◆ **PROBLEM**: Only the number is wanted: how many lines contain the string "text"?
[start INPUT RECORDS]
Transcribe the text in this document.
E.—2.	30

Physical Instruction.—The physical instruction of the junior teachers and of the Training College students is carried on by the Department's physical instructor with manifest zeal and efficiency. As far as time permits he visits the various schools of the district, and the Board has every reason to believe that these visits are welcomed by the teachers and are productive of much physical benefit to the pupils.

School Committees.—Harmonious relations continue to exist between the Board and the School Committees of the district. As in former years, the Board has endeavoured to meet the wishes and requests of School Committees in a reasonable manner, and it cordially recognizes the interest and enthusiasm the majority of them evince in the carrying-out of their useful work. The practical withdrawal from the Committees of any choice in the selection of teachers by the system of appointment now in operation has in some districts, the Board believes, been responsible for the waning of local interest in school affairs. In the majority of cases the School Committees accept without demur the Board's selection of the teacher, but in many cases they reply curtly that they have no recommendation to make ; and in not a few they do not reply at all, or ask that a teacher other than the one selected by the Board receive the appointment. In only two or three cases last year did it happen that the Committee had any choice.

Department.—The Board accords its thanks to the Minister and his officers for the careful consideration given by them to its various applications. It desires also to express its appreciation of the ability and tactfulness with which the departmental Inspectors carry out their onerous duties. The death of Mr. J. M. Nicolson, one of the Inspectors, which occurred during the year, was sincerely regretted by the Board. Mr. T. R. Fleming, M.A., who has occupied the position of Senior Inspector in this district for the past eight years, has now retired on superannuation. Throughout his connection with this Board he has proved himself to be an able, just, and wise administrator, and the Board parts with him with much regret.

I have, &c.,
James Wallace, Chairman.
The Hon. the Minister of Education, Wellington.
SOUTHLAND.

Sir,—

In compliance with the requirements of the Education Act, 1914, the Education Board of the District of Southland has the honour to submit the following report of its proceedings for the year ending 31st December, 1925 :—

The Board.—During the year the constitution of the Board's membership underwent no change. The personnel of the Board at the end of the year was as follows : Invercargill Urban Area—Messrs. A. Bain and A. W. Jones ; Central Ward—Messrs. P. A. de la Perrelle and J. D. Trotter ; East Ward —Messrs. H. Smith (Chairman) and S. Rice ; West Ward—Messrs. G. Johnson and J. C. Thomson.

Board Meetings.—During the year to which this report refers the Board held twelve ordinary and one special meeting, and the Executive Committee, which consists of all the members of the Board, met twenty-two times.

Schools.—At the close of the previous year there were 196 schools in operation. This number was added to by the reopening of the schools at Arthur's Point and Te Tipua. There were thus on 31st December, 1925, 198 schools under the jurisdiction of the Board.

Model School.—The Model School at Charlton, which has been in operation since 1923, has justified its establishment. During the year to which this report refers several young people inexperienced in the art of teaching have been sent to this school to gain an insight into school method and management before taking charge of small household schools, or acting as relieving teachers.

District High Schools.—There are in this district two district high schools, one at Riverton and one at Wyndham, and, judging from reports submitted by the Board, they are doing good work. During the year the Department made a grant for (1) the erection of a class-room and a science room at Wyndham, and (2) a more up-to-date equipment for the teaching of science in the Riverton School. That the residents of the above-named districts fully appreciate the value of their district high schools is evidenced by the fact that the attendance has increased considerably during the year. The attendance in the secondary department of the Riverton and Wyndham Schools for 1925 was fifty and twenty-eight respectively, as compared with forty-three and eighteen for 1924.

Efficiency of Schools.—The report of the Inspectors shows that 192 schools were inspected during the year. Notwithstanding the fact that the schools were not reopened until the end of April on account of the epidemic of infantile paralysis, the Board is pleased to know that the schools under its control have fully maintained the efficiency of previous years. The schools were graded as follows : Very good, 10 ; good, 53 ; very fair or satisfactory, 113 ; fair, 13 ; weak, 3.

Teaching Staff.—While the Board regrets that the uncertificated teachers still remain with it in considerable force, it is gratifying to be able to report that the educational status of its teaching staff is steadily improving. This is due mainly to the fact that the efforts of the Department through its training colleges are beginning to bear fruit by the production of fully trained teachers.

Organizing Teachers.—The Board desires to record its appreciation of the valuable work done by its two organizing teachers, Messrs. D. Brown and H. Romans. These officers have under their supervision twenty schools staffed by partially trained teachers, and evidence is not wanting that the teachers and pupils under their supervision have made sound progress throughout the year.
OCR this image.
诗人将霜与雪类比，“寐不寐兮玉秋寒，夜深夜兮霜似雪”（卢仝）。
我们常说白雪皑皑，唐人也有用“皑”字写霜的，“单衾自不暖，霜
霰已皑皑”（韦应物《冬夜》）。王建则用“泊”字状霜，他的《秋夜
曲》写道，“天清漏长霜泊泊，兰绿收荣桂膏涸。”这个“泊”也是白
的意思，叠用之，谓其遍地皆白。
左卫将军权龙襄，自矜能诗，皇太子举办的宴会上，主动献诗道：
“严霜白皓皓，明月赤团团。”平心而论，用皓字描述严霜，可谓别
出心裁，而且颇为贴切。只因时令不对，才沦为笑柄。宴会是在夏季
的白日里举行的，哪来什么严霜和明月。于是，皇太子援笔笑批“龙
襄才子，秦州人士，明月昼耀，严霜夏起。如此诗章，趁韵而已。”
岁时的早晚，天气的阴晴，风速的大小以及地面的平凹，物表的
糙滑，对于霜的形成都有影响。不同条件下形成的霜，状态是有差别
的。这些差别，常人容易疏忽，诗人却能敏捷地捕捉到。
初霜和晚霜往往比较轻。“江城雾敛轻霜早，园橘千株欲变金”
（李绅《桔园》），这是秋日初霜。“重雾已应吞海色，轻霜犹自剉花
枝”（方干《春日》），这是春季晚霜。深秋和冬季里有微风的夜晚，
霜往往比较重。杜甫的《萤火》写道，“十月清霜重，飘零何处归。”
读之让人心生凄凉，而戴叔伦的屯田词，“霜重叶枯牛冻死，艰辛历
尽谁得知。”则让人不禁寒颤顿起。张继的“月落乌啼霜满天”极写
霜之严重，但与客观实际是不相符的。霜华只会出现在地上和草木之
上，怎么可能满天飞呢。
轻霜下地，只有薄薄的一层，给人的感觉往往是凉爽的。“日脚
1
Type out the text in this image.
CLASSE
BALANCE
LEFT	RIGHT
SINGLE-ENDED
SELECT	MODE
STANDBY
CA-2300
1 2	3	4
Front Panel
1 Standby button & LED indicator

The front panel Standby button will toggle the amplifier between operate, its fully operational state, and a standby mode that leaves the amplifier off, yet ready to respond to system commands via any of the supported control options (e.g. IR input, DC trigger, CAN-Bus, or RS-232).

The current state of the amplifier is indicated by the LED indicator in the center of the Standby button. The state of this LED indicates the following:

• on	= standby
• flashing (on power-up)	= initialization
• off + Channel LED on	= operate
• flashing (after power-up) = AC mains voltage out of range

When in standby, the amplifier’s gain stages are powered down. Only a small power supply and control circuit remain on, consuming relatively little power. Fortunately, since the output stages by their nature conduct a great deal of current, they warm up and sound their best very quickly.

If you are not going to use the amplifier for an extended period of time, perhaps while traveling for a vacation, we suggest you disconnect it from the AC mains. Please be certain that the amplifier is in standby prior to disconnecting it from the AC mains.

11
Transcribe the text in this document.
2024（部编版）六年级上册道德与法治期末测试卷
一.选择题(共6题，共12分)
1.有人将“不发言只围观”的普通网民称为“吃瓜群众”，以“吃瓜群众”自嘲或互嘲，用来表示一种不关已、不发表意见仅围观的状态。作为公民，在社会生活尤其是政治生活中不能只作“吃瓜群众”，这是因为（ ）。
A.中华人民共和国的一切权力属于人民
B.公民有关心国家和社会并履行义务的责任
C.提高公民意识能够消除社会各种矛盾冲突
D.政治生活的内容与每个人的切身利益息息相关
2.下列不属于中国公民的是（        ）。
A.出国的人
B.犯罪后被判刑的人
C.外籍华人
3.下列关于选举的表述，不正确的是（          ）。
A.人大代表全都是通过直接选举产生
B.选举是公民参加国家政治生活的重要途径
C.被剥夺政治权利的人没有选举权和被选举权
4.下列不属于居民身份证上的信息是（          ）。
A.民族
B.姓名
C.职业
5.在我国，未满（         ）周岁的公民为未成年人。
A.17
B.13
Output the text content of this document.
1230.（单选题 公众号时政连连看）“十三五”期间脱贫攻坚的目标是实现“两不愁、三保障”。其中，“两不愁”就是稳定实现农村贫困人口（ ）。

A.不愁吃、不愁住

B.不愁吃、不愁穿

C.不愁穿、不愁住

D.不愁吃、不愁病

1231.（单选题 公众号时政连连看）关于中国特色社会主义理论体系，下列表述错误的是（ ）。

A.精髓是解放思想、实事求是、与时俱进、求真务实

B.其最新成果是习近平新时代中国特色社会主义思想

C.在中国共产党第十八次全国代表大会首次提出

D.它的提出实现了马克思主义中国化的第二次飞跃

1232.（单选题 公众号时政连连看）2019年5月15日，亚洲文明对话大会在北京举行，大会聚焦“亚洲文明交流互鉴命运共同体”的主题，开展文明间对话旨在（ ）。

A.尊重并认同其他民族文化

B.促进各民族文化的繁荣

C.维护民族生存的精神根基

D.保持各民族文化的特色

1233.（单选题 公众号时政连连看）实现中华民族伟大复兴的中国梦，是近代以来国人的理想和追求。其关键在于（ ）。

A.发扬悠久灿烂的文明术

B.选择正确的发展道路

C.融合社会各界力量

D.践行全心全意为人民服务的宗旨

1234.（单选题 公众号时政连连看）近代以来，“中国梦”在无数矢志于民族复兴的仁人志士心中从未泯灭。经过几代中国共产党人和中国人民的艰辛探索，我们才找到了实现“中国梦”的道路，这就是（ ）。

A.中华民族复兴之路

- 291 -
[end INPUT RECORDS]
◆ **RESPONSE TO THIS TASK**: 4